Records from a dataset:
◇ ◇ ◇ ◇

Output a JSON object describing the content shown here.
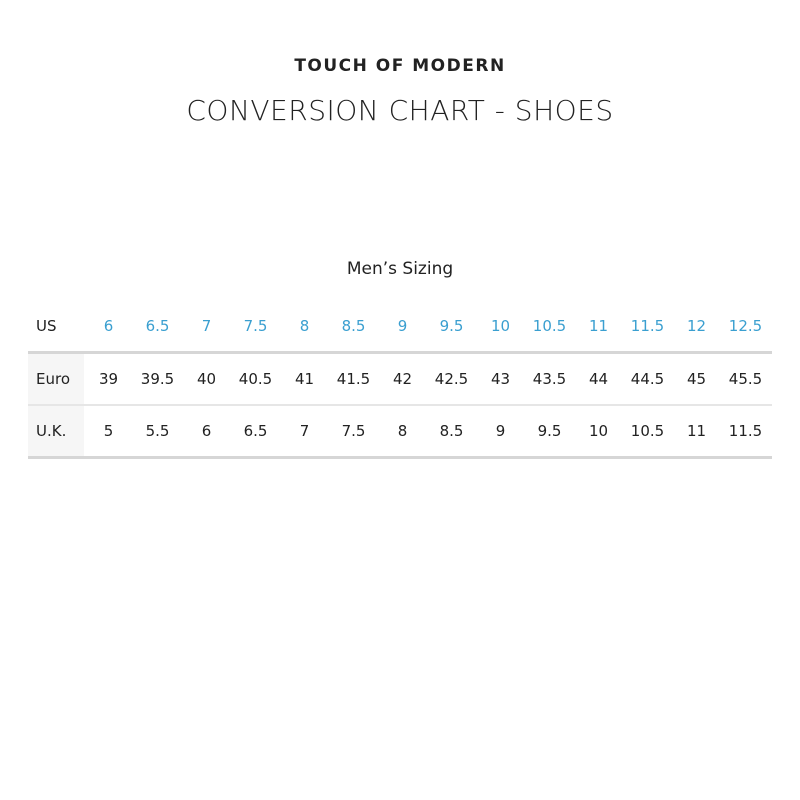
{
  "brand": "TOUCH OF MODERN",
  "title": "CONVERSION CHART - SHOES",
  "subtitle": "Men’s Sizing",
  "accent_color": "#3a9fd0",
  "rows": [
    {
      "label": "US",
      "values": [
        "6",
        "6.5",
        "7",
        "7.5",
        "8",
        "8.5",
        "9",
        "9.5",
        "10",
        "10.5",
        "11",
        "11.5",
        "12",
        "12.5"
      ]
    },
    {
      "label": "Euro",
      "values": [
        "39",
        "39.5",
        "40",
        "40.5",
        "41",
        "41.5",
        "42",
        "42.5",
        "43",
        "43.5",
        "44",
        "44.5",
        "45",
        "45.5"
      ]
    },
    {
      "label": "U.K.",
      "values": [
        "5",
        "5.5",
        "6",
        "6.5",
        "7",
        "7.5",
        "8",
        "8.5",
        "9",
        "9.5",
        "10",
        "10.5",
        "11",
        "11.5"
      ]
    }
  ]
}
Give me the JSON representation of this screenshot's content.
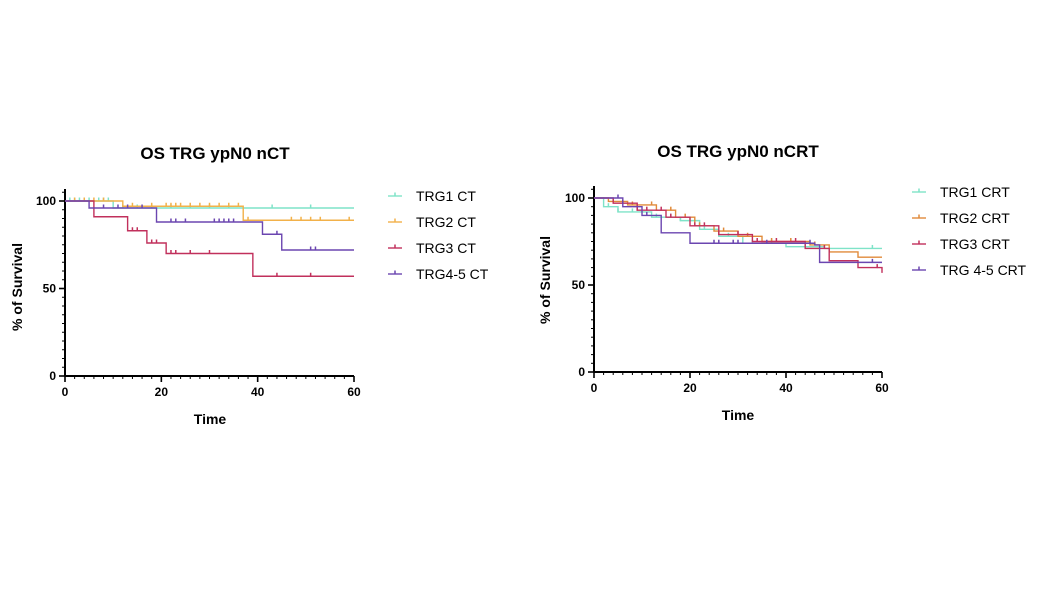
{
  "chart_data": [
    {
      "type": "line",
      "title": "OS TRG ypN0 nCT",
      "xlabel": "Time",
      "ylabel": "% of Survival",
      "xlim": [
        0,
        60
      ],
      "ylim": [
        0,
        100
      ],
      "xticks": [
        0,
        20,
        40,
        60
      ],
      "yticks": [
        0,
        50,
        100
      ],
      "legend_position": "right",
      "series": [
        {
          "name": "TRG1 CT",
          "color": "#7fe3c8",
          "steps": [
            [
              0,
              100
            ],
            [
              10,
              96
            ],
            [
              60,
              96
            ]
          ],
          "censors": [
            1,
            2,
            3,
            4,
            5,
            7,
            8,
            9,
            12,
            15,
            18,
            22,
            26,
            30,
            34,
            43,
            51
          ]
        },
        {
          "name": "TRG2 CT",
          "color": "#f2b14a",
          "steps": [
            [
              0,
              100
            ],
            [
              12,
              97
            ],
            [
              37,
              89
            ],
            [
              60,
              89
            ]
          ],
          "censors": [
            2,
            4,
            6,
            8,
            14,
            18,
            21,
            22,
            23,
            24,
            26,
            28,
            30,
            32,
            34,
            36,
            38,
            47,
            49,
            51,
            53,
            59
          ]
        },
        {
          "name": "TRG3 CT",
          "color": "#c1305c",
          "steps": [
            [
              0,
              100
            ],
            [
              6,
              91
            ],
            [
              13,
              83
            ],
            [
              17,
              76
            ],
            [
              21,
              70
            ],
            [
              39,
              57
            ],
            [
              60,
              57
            ]
          ],
          "censors": [
            14,
            15,
            18,
            19,
            22,
            23,
            26,
            30,
            44,
            51
          ]
        },
        {
          "name": "TRG4-5 CT",
          "color": "#6b46b0",
          "steps": [
            [
              0,
              100
            ],
            [
              5,
              96
            ],
            [
              19,
              88
            ],
            [
              41,
              81
            ],
            [
              45,
              72
            ],
            [
              60,
              72
            ]
          ],
          "censors": [
            8,
            11,
            13,
            16,
            22,
            23,
            25,
            31,
            32,
            33,
            34,
            35,
            44,
            51,
            52
          ]
        }
      ]
    },
    {
      "type": "line",
      "title": "OS TRG ypN0 nCRT",
      "xlabel": "Time",
      "ylabel": "% of Survival",
      "xlim": [
        0,
        60
      ],
      "ylim": [
        0,
        100
      ],
      "xticks": [
        0,
        20,
        40,
        60
      ],
      "yticks": [
        0,
        50,
        100
      ],
      "legend_position": "right",
      "series": [
        {
          "name": "TRG1 CRT",
          "color": "#7fe3c8",
          "steps": [
            [
              0,
              100
            ],
            [
              2,
              95
            ],
            [
              5,
              92
            ],
            [
              12,
              89
            ],
            [
              18,
              87
            ],
            [
              22,
              82
            ],
            [
              26,
              78
            ],
            [
              31,
              74
            ],
            [
              40,
              72
            ],
            [
              48,
              71
            ],
            [
              60,
              71
            ]
          ],
          "censors": [
            3,
            5,
            8,
            13,
            16,
            18,
            20,
            23,
            28,
            33,
            37,
            44,
            58
          ]
        },
        {
          "name": "TRG2 CRT",
          "color": "#e08a3a",
          "steps": [
            [
              0,
              100
            ],
            [
              3,
              98
            ],
            [
              7,
              96
            ],
            [
              13,
              93
            ],
            [
              17,
              89
            ],
            [
              21,
              84
            ],
            [
              25,
              81
            ],
            [
              30,
              78
            ],
            [
              35,
              75
            ],
            [
              45,
              73
            ],
            [
              49,
              69
            ],
            [
              55,
              66
            ],
            [
              60,
              66
            ]
          ],
          "censors": [
            4,
            8,
            12,
            16,
            19,
            22,
            27,
            32,
            37,
            41,
            46
          ]
        },
        {
          "name": "TRG3 CRT",
          "color": "#c1305c",
          "steps": [
            [
              0,
              100
            ],
            [
              4,
              97
            ],
            [
              9,
              93
            ],
            [
              15,
              89
            ],
            [
              20,
              84
            ],
            [
              26,
              79
            ],
            [
              33,
              75
            ],
            [
              44,
              71
            ],
            [
              49,
              64
            ],
            [
              55,
              60
            ],
            [
              60,
              57
            ]
          ],
          "censors": [
            6,
            9,
            11,
            14,
            16,
            21,
            23,
            26,
            30,
            34,
            38,
            42,
            48,
            59
          ]
        },
        {
          "name": "TRG 4-5 CRT",
          "color": "#6b46b0",
          "steps": [
            [
              0,
              100
            ],
            [
              6,
              95
            ],
            [
              10,
              90
            ],
            [
              14,
              80
            ],
            [
              20,
              74
            ],
            [
              34,
              74
            ],
            [
              46,
              73
            ],
            [
              47,
              63
            ],
            [
              57,
              63
            ],
            [
              60,
              63
            ]
          ],
          "censors": [
            5,
            11,
            25,
            26,
            29,
            30,
            36,
            45,
            58
          ]
        }
      ]
    }
  ]
}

◇ ◇ ◇ ◇

> _Required task_: Copy every record character for character. Skip the pictures.

> _Answer to the exercise_:
Output a JSON object describing the content shown here.
{
  "brand": "TOUCH OF MODERN",
  "title": "CONVERSION CHART - SHOES",
  "subtitle": "Men’s Sizing",
  "accent_color": "#3a9fd0",
  "rows": [
    {
      "label": "US",
      "values": [
        "6",
        "6.5",
        "7",
        "7.5",
        "8",
        "8.5",
        "9",
        "9.5",
        "10",
        "10.5",
        "11",
        "11.5",
        "12",
        "12.5"
      ]
    },
    {
      "label": "Euro",
      "values": [
        "39",
        "39.5",
        "40",
        "40.5",
        "41",
        "41.5",
        "42",
        "42.5",
        "43",
        "43.5",
        "44",
        "44.5",
        "45",
        "45.5"
      ]
    },
    {
      "label": "U.K.",
      "values": [
        "5",
        "5.5",
        "6",
        "6.5",
        "7",
        "7.5",
        "8",
        "8.5",
        "9",
        "9.5",
        "10",
        "10.5",
        "11",
        "11.5"
      ]
    }
  ]
}
Give me the JSON representation of this screenshot's content.
{
  "chart_data": [
    {
      "type": "line",
      "title": "OS TRG ypN0 nCT",
      "xlabel": "Time",
      "ylabel": "% of Survival",
      "xlim": [
        0,
        60
      ],
      "ylim": [
        0,
        100
      ],
      "xticks": [
        0,
        20,
        40,
        60
      ],
      "yticks": [
        0,
        50,
        100
      ],
      "legend_position": "right",
      "series": [
        {
          "name": "TRG1 CT",
          "color": "#7fe3c8",
          "steps": [
            [
              0,
              100
            ],
            [
              10,
              96
            ],
            [
              60,
              96
            ]
          ],
          "censors": [
            1,
            2,
            3,
            4,
            5,
            7,
            8,
            9,
            12,
            15,
            18,
            22,
            26,
            30,
            34,
            43,
            51
          ]
        },
        {
          "name": "TRG2 CT",
          "color": "#f2b14a",
          "steps": [
            [
              0,
              100
            ],
            [
              12,
              97
            ],
            [
              37,
              89
            ],
            [
              60,
              89
            ]
          ],
          "censors": [
            2,
            4,
            6,
            8,
            14,
            18,
            21,
            22,
            23,
            24,
            26,
            28,
            30,
            32,
            34,
            36,
            38,
            47,
            49,
            51,
            53,
            59
          ]
        },
        {
          "name": "TRG3 CT",
          "color": "#c1305c",
          "steps": [
            [
              0,
              100
            ],
            [
              6,
              91
            ],
            [
              13,
              83
            ],
            [
              17,
              76
            ],
            [
              21,
              70
            ],
            [
              39,
              57
            ],
            [
              60,
              57
            ]
          ],
          "censors": [
            14,
            15,
            18,
            19,
            22,
            23,
            26,
            30,
            44,
            51
          ]
        },
        {
          "name": "TRG4-5 CT",
          "color": "#6b46b0",
          "steps": [
            [
              0,
              100
            ],
            [
              5,
              96
            ],
            [
              19,
              88
            ],
            [
              41,
              81
            ],
            [
              45,
              72
            ],
            [
              60,
              72
            ]
          ],
          "censors": [
            8,
            11,
            13,
            16,
            22,
            23,
            25,
            31,
            32,
            33,
            34,
            35,
            44,
            51,
            52
          ]
        }
      ]
    },
    {
      "type": "line",
      "title": "OS TRG ypN0 nCRT",
      "xlabel": "Time",
      "ylabel": "% of Survival",
      "xlim": [
        0,
        60
      ],
      "ylim": [
        0,
        100
      ],
      "xticks": [
        0,
        20,
        40,
        60
      ],
      "yticks": [
        0,
        50,
        100
      ],
      "legend_position": "right",
      "series": [
        {
          "name": "TRG1 CRT",
          "color": "#7fe3c8",
          "steps": [
            [
              0,
              100
            ],
            [
              2,
              95
            ],
            [
              5,
              92
            ],
            [
              12,
              89
            ],
            [
              18,
              87
            ],
            [
              22,
              82
            ],
            [
              26,
              78
            ],
            [
              31,
              74
            ],
            [
              40,
              72
            ],
            [
              48,
              71
            ],
            [
              60,
              71
            ]
          ],
          "censors": [
            3,
            5,
            8,
            13,
            16,
            18,
            20,
            23,
            28,
            33,
            37,
            44,
            58
          ]
        },
        {
          "name": "TRG2 CRT",
          "color": "#e08a3a",
          "steps": [
            [
              0,
              100
            ],
            [
              3,
              98
            ],
            [
              7,
              96
            ],
            [
              13,
              93
            ],
            [
              17,
              89
            ],
            [
              21,
              84
            ],
            [
              25,
              81
            ],
            [
              30,
              78
            ],
            [
              35,
              75
            ],
            [
              45,
              73
            ],
            [
              49,
              69
            ],
            [
              55,
              66
            ],
            [
              60,
              66
            ]
          ],
          "censors": [
            4,
            8,
            12,
            16,
            19,
            22,
            27,
            32,
            37,
            41,
            46
          ]
        },
        {
          "name": "TRG3 CRT",
          "color": "#c1305c",
          "steps": [
            [
              0,
              100
            ],
            [
              4,
              97
            ],
            [
              9,
              93
            ],
            [
              15,
              89
            ],
            [
              20,
              84
            ],
            [
              26,
              79
            ],
            [
              33,
              75
            ],
            [
              44,
              71
            ],
            [
              49,
              64
            ],
            [
              55,
              60
            ],
            [
              60,
              57
            ]
          ],
          "censors": [
            6,
            9,
            11,
            14,
            16,
            21,
            23,
            26,
            30,
            34,
            38,
            42,
            48,
            59
          ]
        },
        {
          "name": "TRG 4-5 CRT",
          "color": "#6b46b0",
          "steps": [
            [
              0,
              100
            ],
            [
              6,
              95
            ],
            [
              10,
              90
            ],
            [
              14,
              80
            ],
            [
              20,
              74
            ],
            [
              34,
              74
            ],
            [
              46,
              73
            ],
            [
              47,
              63
            ],
            [
              57,
              63
            ],
            [
              60,
              63
            ]
          ],
          "censors": [
            5,
            11,
            25,
            26,
            29,
            30,
            36,
            45,
            58
          ]
        }
      ]
    }
  ]
}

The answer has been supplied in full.